DO THIS: Copy every record word for word.

RECORDED DATA:
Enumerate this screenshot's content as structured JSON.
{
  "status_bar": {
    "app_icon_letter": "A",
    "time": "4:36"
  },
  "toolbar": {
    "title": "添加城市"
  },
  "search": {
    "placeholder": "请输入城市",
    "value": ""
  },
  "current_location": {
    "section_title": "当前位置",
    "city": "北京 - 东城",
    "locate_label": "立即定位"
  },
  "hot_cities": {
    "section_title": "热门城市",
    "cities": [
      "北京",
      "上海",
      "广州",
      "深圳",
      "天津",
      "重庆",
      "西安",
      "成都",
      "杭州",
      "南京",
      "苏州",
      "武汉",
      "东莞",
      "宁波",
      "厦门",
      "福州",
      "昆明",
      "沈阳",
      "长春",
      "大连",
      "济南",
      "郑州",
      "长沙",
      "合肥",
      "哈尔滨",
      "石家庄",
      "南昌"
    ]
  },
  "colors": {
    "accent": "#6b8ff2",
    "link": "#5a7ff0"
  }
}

REPLY:
Enumerate this screenshot's content as structured JSON.
{
  "status_bar": {
    "app_icon_letter": "A",
    "time": "4:36"
  },
  "toolbar": {
    "title": "添加城市"
  },
  "search": {
    "placeholder": "请输入城市",
    "value": ""
  },
  "current_location": {
    "section_title": "当前位置",
    "city": "北京 - 东城",
    "locate_label": "立即定位"
  },
  "hot_cities": {
    "section_title": "热门城市",
    "cities": [
      "北京",
      "上海",
      "广州",
      "深圳",
      "天津",
      "重庆",
      "西安",
      "成都",
      "杭州",
      "南京",
      "苏州",
      "武汉",
      "东莞",
      "宁波",
      "厦门",
      "福州",
      "昆明",
      "沈阳",
      "长春",
      "大连",
      "济南",
      "郑州",
      "长沙",
      "合肥",
      "哈尔滨",
      "石家庄",
      "南昌"
    ]
  },
  "colors": {
    "accent": "#6b8ff2",
    "link": "#5a7ff0"
  }
}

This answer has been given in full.